- _Task to complete_:
Transcribe all of the data exactly. Omit the pictures.

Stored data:
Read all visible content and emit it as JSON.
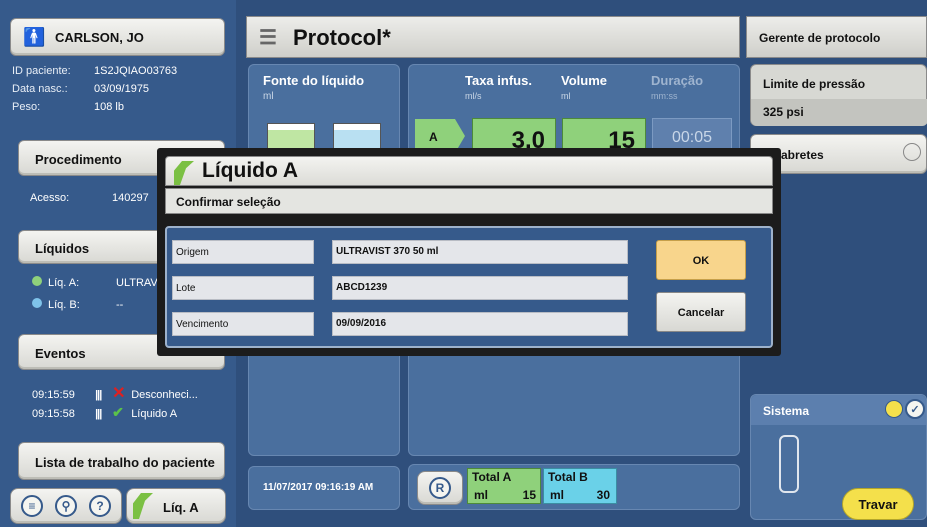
{
  "patient": {
    "name": "CARLSON, JO",
    "id_label": "ID paciente:",
    "id_value": "1S2JQIAO03763",
    "dob_label": "Data nasc.:",
    "dob_value": "03/09/1975",
    "weight_label": "Peso:",
    "weight_value": "108 lb"
  },
  "procedure": {
    "title": "Procedimento",
    "access_label": "Acesso:",
    "access_value": "140297"
  },
  "liquids": {
    "title": "Líquidos",
    "a_label": "Líq. A:",
    "a_value": "ULTRAV",
    "b_label": "Líq. B:",
    "b_value": "--"
  },
  "events": {
    "title": "Eventos",
    "items": [
      {
        "time": "09:15:59",
        "text": "Desconheci..."
      },
      {
        "time": "09:15:58",
        "text": "Líquido A"
      }
    ]
  },
  "worklist_label": "Lista de trabalho do paciente",
  "bottom_liq_label": "Líq. A",
  "protocol": {
    "title": "Protocol*",
    "fluid_source": "Fonte do líquido",
    "fluid_unit": "ml",
    "rate_label": "Taxa infus.",
    "rate_unit": "ml/s",
    "volume_label": "Volume",
    "volume_unit": "ml",
    "duration_label": "Duração",
    "duration_unit": "mm:ss",
    "phase_label": "A",
    "rate_value": "3.0",
    "volume_value": "15",
    "duration_value": "00:05"
  },
  "datetime": "11/07/2017 09:16:19 AM",
  "totals": {
    "r_label": "R",
    "a_label": "Total A",
    "a_unit": "ml",
    "a_value": "15",
    "b_label": "Total B",
    "b_unit": "ml",
    "b_value": "30"
  },
  "right": {
    "manager": "Gerente de protocolo",
    "pressure_label": "Limite de pressão",
    "pressure_value": "325 psi",
    "caps_label": "abretes",
    "system_label": "Sistema",
    "lock_label": "Travar"
  },
  "dialog": {
    "title": "Líquido A",
    "subtitle": "Confirmar seleção",
    "origin_label": "Origem",
    "origin_value": "ULTRAVIST 370 50 ml",
    "lot_label": "Lote",
    "lot_value": "ABCD1239",
    "expiry_label": "Vencimento",
    "expiry_value": "09/09/2016",
    "ok_label": "OK",
    "cancel_label": "Cancelar"
  },
  "colors": {
    "background": "#2f4f7c",
    "green_value": "#8fd17b",
    "ok_button": "#f8d58c",
    "lock_button": "#f4e04b",
    "total_b": "#6ad1e8"
  }
}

- _Response_:
Read all visible content and emit it as JSON.
{
  "patient": {
    "name": "CARLSON, JO",
    "id_label": "ID paciente:",
    "id_value": "1S2JQIAO03763",
    "dob_label": "Data nasc.:",
    "dob_value": "03/09/1975",
    "weight_label": "Peso:",
    "weight_value": "108 lb"
  },
  "procedure": {
    "title": "Procedimento",
    "access_label": "Acesso:",
    "access_value": "140297"
  },
  "liquids": {
    "title": "Líquidos",
    "a_label": "Líq. A:",
    "a_value": "ULTRAV",
    "b_label": "Líq. B:",
    "b_value": "--"
  },
  "events": {
    "title": "Eventos",
    "items": [
      {
        "time": "09:15:59",
        "text": "Desconheci..."
      },
      {
        "time": "09:15:58",
        "text": "Líquido A"
      }
    ]
  },
  "worklist_label": "Lista de trabalho do paciente",
  "bottom_liq_label": "Líq. A",
  "protocol": {
    "title": "Protocol*",
    "fluid_source": "Fonte do líquido",
    "fluid_unit": "ml",
    "rate_label": "Taxa infus.",
    "rate_unit": "ml/s",
    "volume_label": "Volume",
    "volume_unit": "ml",
    "duration_label": "Duração",
    "duration_unit": "mm:ss",
    "phase_label": "A",
    "rate_value": "3.0",
    "volume_value": "15",
    "duration_value": "00:05"
  },
  "datetime": "11/07/2017 09:16:19 AM",
  "totals": {
    "r_label": "R",
    "a_label": "Total A",
    "a_unit": "ml",
    "a_value": "15",
    "b_label": "Total B",
    "b_unit": "ml",
    "b_value": "30"
  },
  "right": {
    "manager": "Gerente de protocolo",
    "pressure_label": "Limite de pressão",
    "pressure_value": "325 psi",
    "caps_label": "abretes",
    "system_label": "Sistema",
    "lock_label": "Travar"
  },
  "dialog": {
    "title": "Líquido A",
    "subtitle": "Confirmar seleção",
    "origin_label": "Origem",
    "origin_value": "ULTRAVIST 370 50 ml",
    "lot_label": "Lote",
    "lot_value": "ABCD1239",
    "expiry_label": "Vencimento",
    "expiry_value": "09/09/2016",
    "ok_label": "OK",
    "cancel_label": "Cancelar"
  },
  "colors": {
    "background": "#2f4f7c",
    "green_value": "#8fd17b",
    "ok_button": "#f8d58c",
    "lock_button": "#f4e04b",
    "total_b": "#6ad1e8"
  }
}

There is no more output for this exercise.